The task » Output the full listing below exactly, without the pictures.

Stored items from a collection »
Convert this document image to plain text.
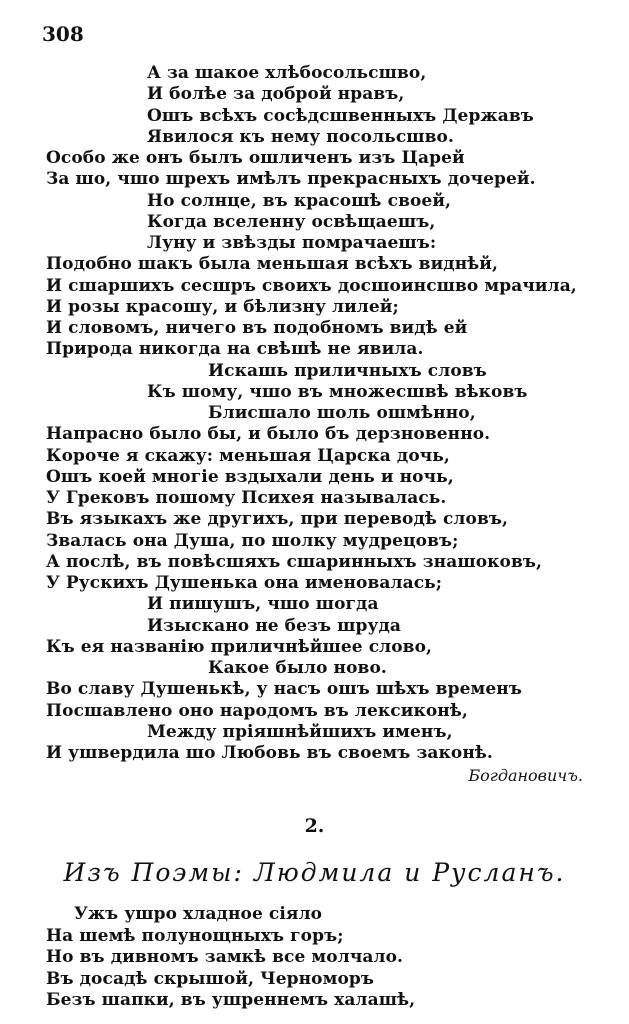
308
А за шакое хлѣбосольсшво,
И болѣе за доброй нравъ,
Ошъ всѣхъ сосѣдсшвенныхъ Державъ
Явилося къ нему посольсшво.
Особо же онъ былъ ошличенъ изъ Царей
За шо, чшо шрехъ имѣлъ прекрасныхъ дочерей.
Но солнце, въ красошѣ своей,
Когда вселенну освѣщаешъ,
Луну и звѣзды помрачаешъ:
Подобно шакъ была меньшая всѣхъ виднѣй,
И сшаршихъ сесшръ своихъ досшоинсшво мрачила,
И розы красошу, и бѣлизну лилей;
И словомъ, ничего въ подобномъ видѣ ей
Природа никогда на свѣшѣ не явила.
Искашь приличныхъ словъ
Къ шому, чшо въ множесшвѣ вѣковъ
Блисшало шоль ошмѣнно,
Напрасно было бы, и было бъ дерзновенно.
Короче я скажу: меньшая Царска дочь,
Ошъ коей многіе вздыхали день и ночь,
У Грековъ пошому Психея называлась.
Въ языкахъ же другихъ, при переводѣ словъ,
Звалась она Душа, по шолку мудрецовъ;
А послѣ, въ повѣсшяхъ сшаринныхъ знашоковъ,
У Рускихъ Душенька она именовалась;
И пишушъ, чшо шогда
Изыскано не безъ шруда
Къ ея названію приличнѣйшее слово,
Какое было ново.
Во славу Душенькѣ, у насъ ошъ шѣхъ временъ
Посшавлено оно народомъ въ лексиконѣ,
Между пріяшнѣйшихъ именъ,
И ушвердила шо Любовь въ своемъ законѣ.
Богдановичъ.
2.
Изъ Поэмы: Людмила и Русланъ.
Ужъ ушро хладное сіяло
На шемѣ полунощныхъ горъ;
Но въ дивномъ замкѣ все молчало.
Въ досадѣ скрышой, Черноморъ
Безъ шапки, въ ушреннемъ халашѣ,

Task answer »
Convert this document image to plain text.
308
А за шакое хлѣбосольсшво,
И болѣе за доброй нравъ,
Ошъ всѣхъ сосѣдсшвенныхъ Державъ
Явилося къ нему посольсшво.
Особо же онъ былъ ошличенъ изъ Царей
За шо, чшо шрехъ имѣлъ прекрасныхъ дочерей.
Но солнце, въ красошѣ своей,
Когда вселенну освѣщаешъ,
Луну и звѣзды помрачаешъ:
Подобно шакъ была меньшая всѣхъ виднѣй,
И сшаршихъ сесшръ своихъ досшоинсшво мрачила,
И розы красошу, и бѣлизну лилей;
И словомъ, ничего въ подобномъ видѣ ей
Природа никогда на свѣшѣ не явила.
Искашь приличныхъ словъ
Къ шому, чшо въ множесшвѣ вѣковъ
Блисшало шоль ошмѣнно,
Напрасно было бы, и было бъ дерзновенно.
Короче я скажу: меньшая Царска дочь,
Ошъ коей многіе вздыхали день и ночь,
У Грековъ пошому Психея называлась.
Въ языкахъ же другихъ, при переводѣ словъ,
Звалась она Душа, по шолку мудрецовъ;
А послѣ, въ повѣсшяхъ сшаринныхъ знашоковъ,
У Рускихъ Душенька она именовалась;
И пишушъ, чшо шогда
Изыскано не безъ шруда
Къ ея названію приличнѣйшее слово,
Какое было ново.
Во славу Душенькѣ, у насъ ошъ шѣхъ временъ
Посшавлено оно народомъ въ лексиконѣ,
Между пріяшнѣйшихъ именъ,
И ушвердила шо Любовь въ своемъ законѣ.
Богдановичъ.
2.
Изъ Поэмы: Людмила и Русланъ.
Ужъ ушро хладное сіяло
На шемѣ полунощныхъ горъ;
Но въ дивномъ замкѣ все молчало.
Въ досадѣ скрышой, Черноморъ
Безъ шапки, въ ушреннемъ халашѣ,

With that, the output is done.